Written exercise:
Could you write out the records below exactly as they appear?

====== Material for this exercise

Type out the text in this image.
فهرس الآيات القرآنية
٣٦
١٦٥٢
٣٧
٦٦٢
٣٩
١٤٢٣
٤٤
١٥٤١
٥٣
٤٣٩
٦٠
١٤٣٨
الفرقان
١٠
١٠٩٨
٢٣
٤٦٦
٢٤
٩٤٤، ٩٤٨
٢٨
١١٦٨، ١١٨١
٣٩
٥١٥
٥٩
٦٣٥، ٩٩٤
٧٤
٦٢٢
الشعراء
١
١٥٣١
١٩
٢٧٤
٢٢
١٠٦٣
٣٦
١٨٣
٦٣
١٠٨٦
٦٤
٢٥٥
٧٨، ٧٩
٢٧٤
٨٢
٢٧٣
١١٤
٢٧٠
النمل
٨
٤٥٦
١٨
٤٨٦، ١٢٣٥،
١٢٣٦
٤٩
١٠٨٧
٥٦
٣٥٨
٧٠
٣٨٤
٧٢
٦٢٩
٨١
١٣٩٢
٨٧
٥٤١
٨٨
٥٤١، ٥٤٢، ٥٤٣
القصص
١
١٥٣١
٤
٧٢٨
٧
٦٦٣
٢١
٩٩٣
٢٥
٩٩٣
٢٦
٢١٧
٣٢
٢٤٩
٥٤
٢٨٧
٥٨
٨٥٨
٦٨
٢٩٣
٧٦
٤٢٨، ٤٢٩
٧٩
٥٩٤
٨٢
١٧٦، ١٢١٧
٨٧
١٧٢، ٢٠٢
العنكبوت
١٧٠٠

============

Final result:
Type out the text in this image.
فهرس الآيات القرآنية
٣٦
١٦٥٢
٣٧
٦٦٢
٣٩
١٤٢٣
٤٤
١٥٤١
٥٣
٤٣٩
٦٠
١٤٣٨
الفرقان
١٠
١٠٩٨
٢٣
٤٦٦
٢٤
٩٤٤، ٩٤٨
٢٨
١١٦٨، ١١٨١
٣٩
٥١٥
٥٩
٦٣٥، ٩٩٤
٧٤
٦٢٢
الشعراء
١
١٥٣١
١٩
٢٧٤
٢٢
١٠٦٣
٣٦
١٨٣
٦٣
١٠٨٦
٦٤
٢٥٥
٧٨، ٧٩
٢٧٤
٨٢
٢٧٣
١١٤
٢٧٠
النمل
٨
٤٥٦
١٨
٤٨٦، ١٢٣٥،
١٢٣٦
٤٩
١٠٨٧
٥٦
٣٥٨
٧٠
٣٨٤
٧٢
٦٢٩
٨١
١٣٩٢
٨٧
٥٤١
٨٨
٥٤١، ٥٤٢، ٥٤٣
القصص
١
١٥٣١
٤
٧٢٨
٧
٦٦٣
٢١
٩٩٣
٢٥
٩٩٣
٢٦
٢١٧
٣٢
٢٤٩
٥٤
٢٨٧
٥٨
٨٥٨
٦٨
٢٩٣
٧٦
٤٢٨، ٤٢٩
٧٩
٥٩٤
٨٢
١٧٦، ١٢١٧
٨٧
١٧٢، ٢٠٢
العنكبوت
١٧٠٠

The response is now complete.